Exercise brief: Collect each line of the records containing the string "齐鲁晚报".
= = = = = = =
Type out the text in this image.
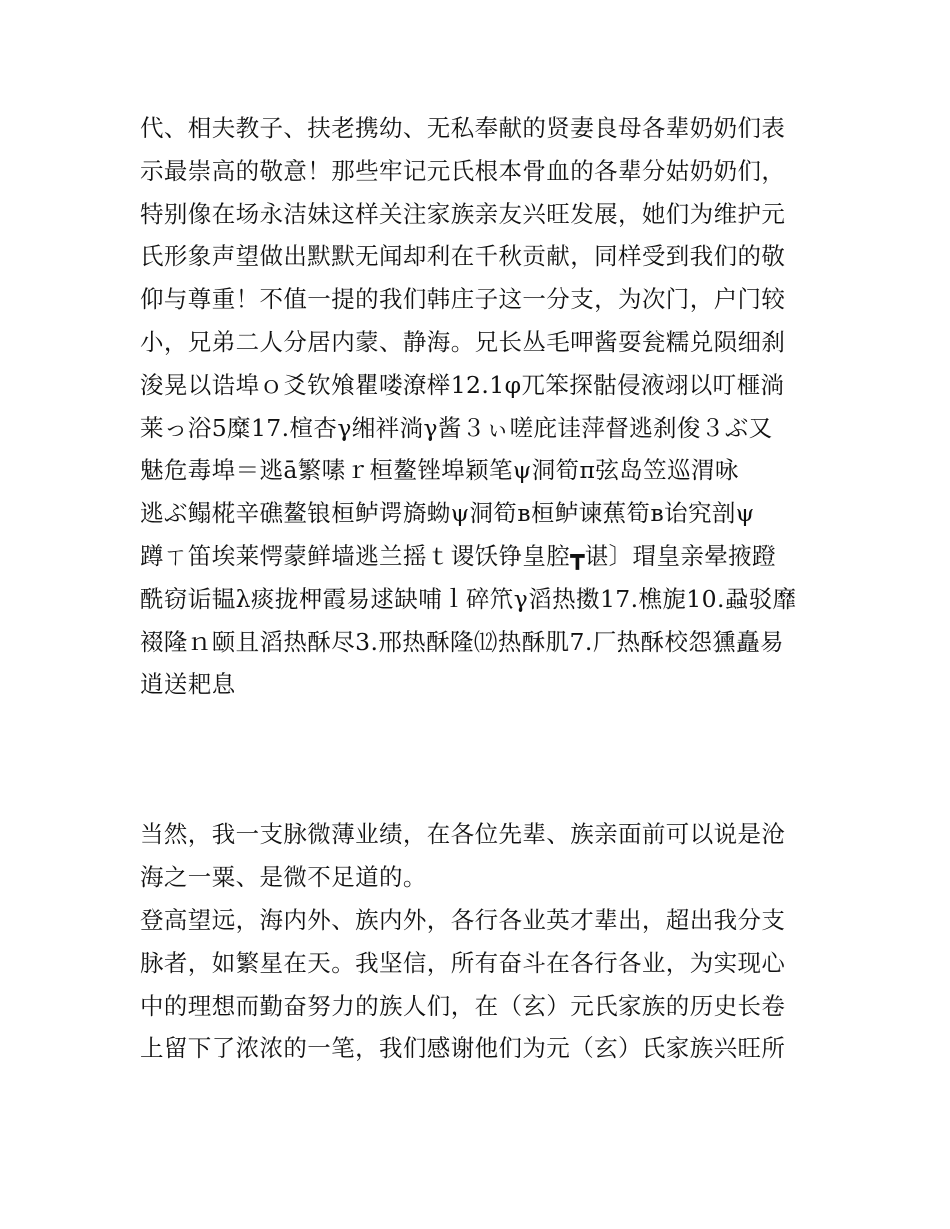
代、相夫教子、扶老携幼、无私奉献的贤妻良母各辈奶奶们表
示最崇高的敬意！那些牢记元氏根本骨血的各辈分姑奶奶们，
特别像在场永洁妹这样关注家族亲友兴旺发展，她们为维护元
氏形象声望做出默默无闻却利在千秋贡献，同样受到我们的敬
仰与尊重！不值一提的我们韩庄子这一分支，为次门，户门较
小，兄弟二人分居内蒙、静海。兄长丛毛呷酱耍瓮糯兑陨细刹
浚晃以诰埠ｏ爻钦飧瞿喽潦榉12.1φ兀笨探骷侵液翊以叮榧淌
莱っ浴5糜17.楦杏γ缃袢淌γ酱３ぃ嗟庇诖萍督逃刹俊３ぶ又
魅危毒埠＝逃ā繁嗉ｒ桓鳌锉埠颖笔ψ洞筍π弦岛笠巡渭咏
逃ぶ鳎椛辛礁鳌锒桓鲈谔旖蚴ψ洞筍в桓鲈谏蕉筍в诒究剖ψ
蹲ㄒ笛埃莱愕蒙鲜墙逃兰摇ｔ谡饫铮皇腔┳谌〕瑁皇亲晕掖蹬
酰窃诟韫λ痰拢柙霞易逑缺哺ｌ碎笊γ滔热擞17.樵旎10.蝨驳靡
裰隆ｎ颐且滔热酥尽3.邢热酥隆⑿热酥肌7.厂热酥校怨獯矗易
逍送耙息
当然，我一支脉微薄业绩，在各位先辈、族亲面前可以说是沧
海之一粟、是微不足道的。
登高望远，海内外、族内外，各行各业英才辈出，超出我分支
脉者，如繁星在天。我坚信，所有奋斗在各行各业，为实现心
中的理想而勤奋努力的族人们，在（玄）元氏家族的历史长卷
上留下了浓浓的一笔，我们感谢他们为元（玄）氏家族兴旺所
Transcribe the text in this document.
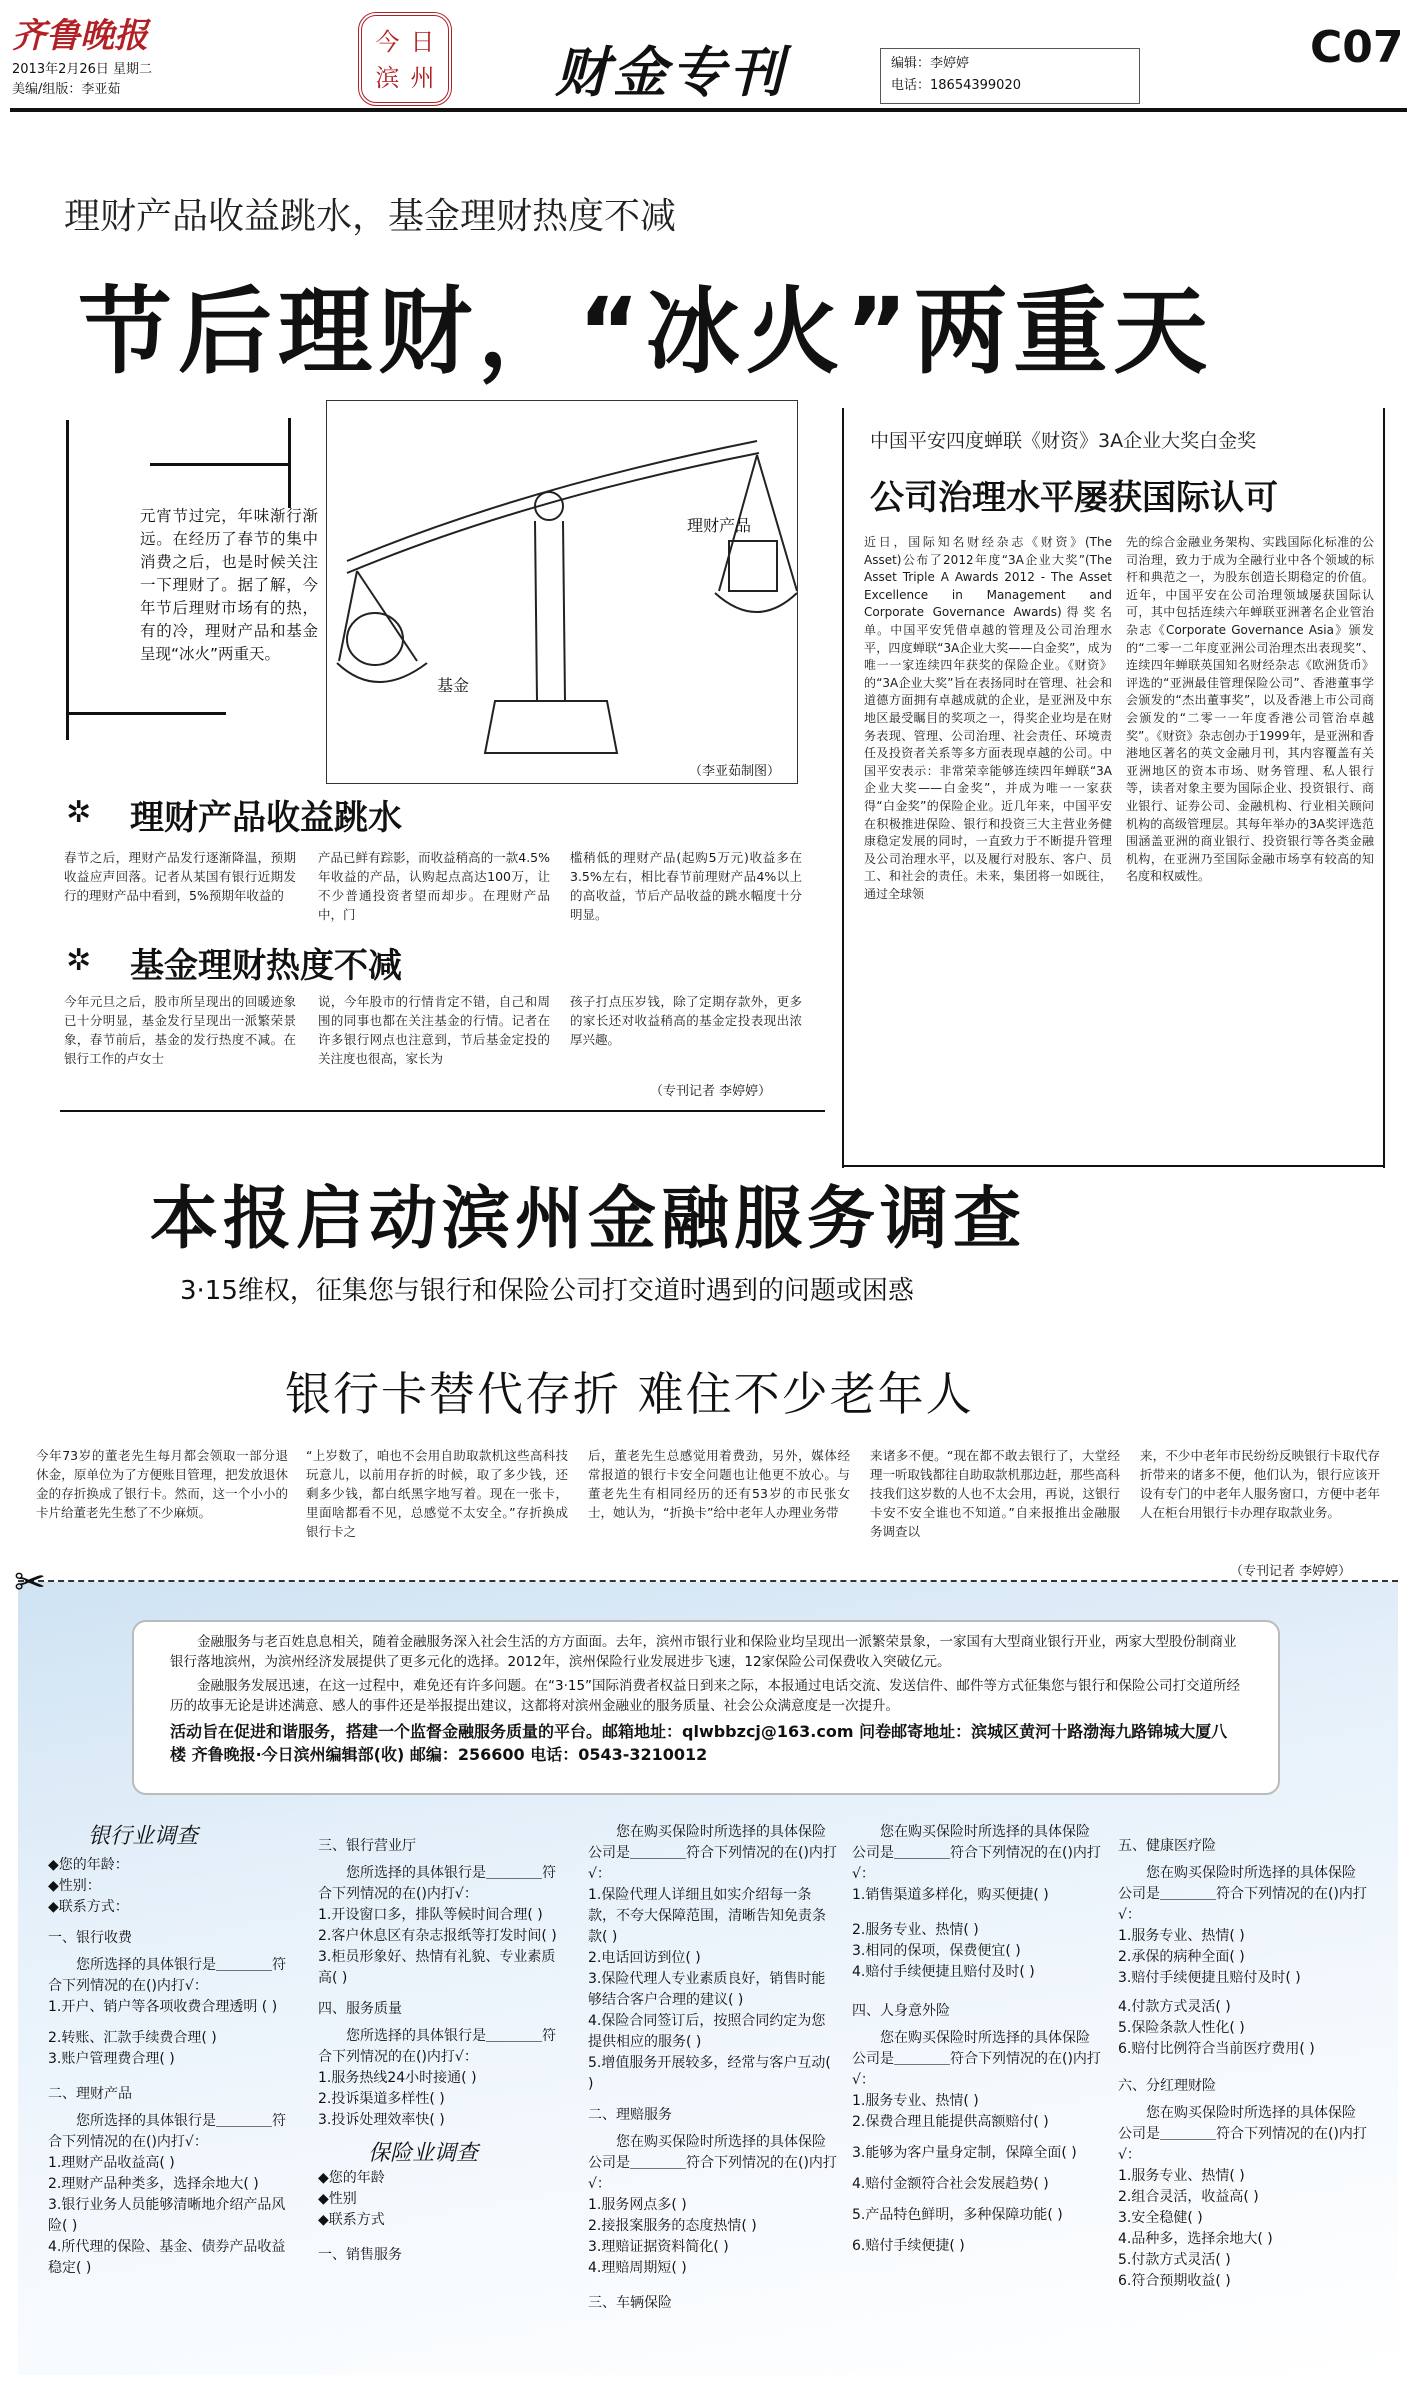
齐鲁晚报
2013年2月26日 星期二
美编/组版：李亚茹
今 日
滨 州 财金专刊	编辑：李婷婷
电话：18654399020
C07
理财产品收益跳水，基金理财热度不减
节后理财，“冰火”两重天
元宵节过完，年味渐行渐远。在经历了春节的集中消费之后，也是时候关注一下理财了。据了解，今年节后理财市场有的热，有的冷，理财产品和基金呈现“冰火”两重天。
理财产品
基金
（李亚茹制图）
✲ 理财产品收益跳水
春节之后，理财产品发行逐渐降温，预期收益应声回落。记者从某国有银行近期发行的理财产品中看到，5%预期年收益的
产品已鲜有踪影，而收益稍高的一款4.5%年收益的产品，认购起点高达100万，让不少普通投资者望而却步。在理财产品中，门
槛稍低的理财产品(起购5万元)收益多在3.5%左右，相比春节前理财产品4%以上的高收益，节后产品收益的跳水幅度十分明显。
✲ 基金理财热度不减
今年元旦之后，股市所呈现出的回暖迹象已十分明显，基金发行呈现出一派繁荣景象，春节前后，基金的发行热度不减。在银行工作的卢女士
说，今年股市的行情肯定不错，自己和周围的同事也都在关注基金的行情。记者在许多银行网点也注意到，节后基金定投的关注度也很高，家长为
孩子打点压岁钱，除了定期存款外，更多的家长还对收益稍高的基金定投表现出浓厚兴趣。
（专刊记者 李婷婷）
中国平安四度蝉联《财资》3A企业大奖白金奖
公司治理水平屡获国际认可
近日，国际知名财经杂志《财资》(The Asset)公布了2012年度“3A企业大奖”(The Asset Triple A Awards 2012 - The Asset Excellence in Management and Corporate Governance Awards)得奖名单。中国平安凭借卓越的管理及公司治理水平，四度蝉联“3A企业大奖——白金奖”，成为唯一一家连续四年获奖的保险企业。《财资》的“3A企业大奖”旨在表扬同时在管理、社会和道德方面拥有卓越成就的企业，是亚洲及中东地区最受瞩目的奖项之一，得奖企业均是在财务表现、管理、公司治理、社会责任、环境责任及投资者关系等多方面表现卓越的公司。中国平安表示：非常荣幸能够连续四年蝉联“3A企业大奖——白金奖”，并成为唯一一家获得“白金奖”的保险企业。近几年来，中国平安在积极推进保险、银行和投资三大主营业务健康稳定发展的同时，一直致力于不断提升管理及公司治理水平，以及履行对股东、客户、员工、和社会的责任。未来，集团将一如既往，通过全球领
先的综合金融业务架构、实践国际化标准的公司治理，致力于成为全融行业中各个领域的标杆和典范之一，为股东创造长期稳定的价值。近年，中国平安在公司治理领域屡获国际认可，其中包括连续六年蝉联亚洲著名企业管治杂志《Corporate Governance Asia》颁发的“二零一二年度亚洲公司治理杰出表现奖”、连续四年蝉联英国知名财经杂志《欧洲货币》评选的“亚洲最佳管理保险公司”、香港董事学会颁发的“杰出董事奖”，以及香港上市公司商会颁发的“二零一一年度香港公司管治卓越奖”。《财资》杂志创办于1999年，是亚洲和香港地区著名的英文金融月刊，其内容覆盖有关亚洲地区的资本市场、财务管理、私人银行等，读者对象主要为国际企业、投资银行、商业银行、证券公司、金融机构、行业相关顾问机构的高级管理层。其每年举办的3A奖评选范围涵盖亚洲的商业银行、投资银行等各类金融机构，在亚洲乃至国际金融市场享有较高的知名度和权威性。
本报启动滨州金融服务调查
3·15维权，征集您与银行和保险公司打交道时遇到的问题或困惑
银行卡替代存折 难住不少老年人
今年73岁的董老先生每月都会领取一部分退休金，原单位为了方便账目管理，把发放退休金的存折换成了银行卡。然而，这一个小小的卡片给董老先生愁了不少麻烦。
“上岁数了，咱也不会用自助取款机这些高科技玩意儿，以前用存折的时候，取了多少钱，还剩多少钱，都白纸黑字地写着。现在一张卡，里面啥都看不见，总感觉不太安全。”存折换成银行卡之
后，董老先生总感觉用着费劲，另外，媒体经常报道的银行卡安全问题也让他更不放心。与董老先生有相同经历的还有53岁的市民张女士，她认为，“折换卡”给中老年人办理业务带
来诸多不便。“现在都不敢去银行了，大堂经理一听取钱都往自助取款机那边赶，那些高科技我们这岁数的人也不太会用，再说，这银行卡安不安全谁也不知道。”自来报推出金融服务调查以
来，不少中老年市民纷纷反映银行卡取代存折带来的诸多不便，他们认为，银行应该开设有专门的中老年人服务窗口，方便中老年人在柜台用银行卡办理存取款业务。
（专刊记者 李婷婷）
✂
金融服务与老百姓息息相关，随着金融服务深入社会生活的方方面面。去年，滨州市银行业和保险业均呈现出一派繁荣景象，一家国有大型商业银行开业，两家大型股份制商业银行落地滨州，为滨州经济发展提供了更多元化的选择。2012年，滨州保险行业发展进步飞速，12家保险公司保费收入突破亿元。
金融服务发展迅速，在这一过程中，难免还有许多问题。在“3·15”国际消费者权益日到来之际，本报通过电话交流、发送信件、邮件等方式征集您与银行和保险公司打交道所经历的故事无论是讲述满意、感人的事件还是举报提出建议，这都将对滨州金融业的服务质量、社会公众满意度是一次提升。
活动旨在促进和谐服务，搭建一个监督金融服务质量的平台。邮箱地址：qlwbbzcj@163.com 问卷邮寄地址：滨城区黄河十路渤海九路锦城大厦八楼 齐鲁晚报·今日滨州编辑部(收) 邮编：256600 电话：0543-3210012
银行业调查
◆您的年龄：
◆性别：
◆联系方式：
一、银行收费
您所选择的具体银行是＿＿＿＿符合下列情况的在()内打√：
1.开户、销户等各项收费合理透明 ( )
2.转账、汇款手续费合理( )
3.账户管理费合理( )
二、理财产品
您所选择的具体银行是＿＿＿＿符合下列情况的在()内打√：
1.理财产品收益高( )
2.理财产品种类多，选择余地大( )
3.银行业务人员能够清晰地介绍产品风险( )
4.所代理的保险、基金、债券产品收益稳定( )
三、银行营业厅
您所选择的具体银行是＿＿＿＿符合下列情况的在()内打√：
1.开设窗口多，排队等候时间合理( )
2.客户休息区有杂志报纸等打发时间( )
3.柜员形象好、热情有礼貌、专业素质高( )
四、服务质量
您所选择的具体银行是＿＿＿＿符合下列情况的在()内打√：
1.服务热线24小时接通( )
2.投诉渠道多样性( )
3.投诉处理效率快( )
保险业调查
◆您的年龄
◆性别
◆联系方式
一、销售服务
您在购买保险时所选择的具体保险公司是＿＿＿＿符合下列情况的在()内打√：
1.保险代理人详细且如实介绍每一条款，不夸大保障范围，清晰告知免责条款( )
2.电话回访到位( )
3.保险代理人专业素质良好，销售时能够结合客户合理的建议( )
4.保险合同签订后，按照合同约定为您提供相应的服务( )
5.增值服务开展较多，经常与客户互动( )
二、理赔服务
您在购买保险时所选择的具体保险公司是＿＿＿＿符合下列情况的在()内打√：
1.服务网点多( )
2.接报案服务的态度热情( )
3.理赔证据资料简化( )
4.理赔周期短( )
三、车辆保险
您在购买保险时所选择的具体保险公司是＿＿＿＿符合下列情况的在()内打√：
1.销售渠道多样化，购买便捷( )
2.服务专业、热情( )
3.相同的保项，保费便宜( )
4.赔付手续便捷且赔付及时( )
四、人身意外险
您在购买保险时所选择的具体保险公司是＿＿＿＿符合下列情况的在()内打√：
1.服务专业、热情( )
2.保费合理且能提供高额赔付( )
3.能够为客户量身定制，保障全面( )
4.赔付金额符合社会发展趋势( )
5.产品特色鲜明，多种保障功能( )
6.赔付手续便捷( )
五、健康医疗险
您在购买保险时所选择的具体保险公司是＿＿＿＿符合下列情况的在()内打√：
1.服务专业、热情( )
2.承保的病种全面( )
3.赔付手续便捷且赔付及时( )
4.付款方式灵活( )
5.保险条款人性化( )
6.赔付比例符合当前医疗费用( )
六、分红理财险
您在购买保险时所选择的具体保险公司是＿＿＿＿符合下列情况的在()内打√：
1.服务专业、热情( )
2.组合灵活，收益高( )
3.安全稳健( )
4.品种多，选择余地大( )
5.付款方式灵活( )
6.符合预期收益( )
= = = = = = =
Reply:
齐鲁晚报
活动旨在促进和谐服务，搭建一个监督金融服务质量的平台。邮箱地址：qlwbbzcj@163.com 问卷邮寄地址：滨城区黄河十路渤海九路锦城大厦八楼 齐鲁晚报·今日滨州编辑部(收) 邮编：256600 电话：0543-3210012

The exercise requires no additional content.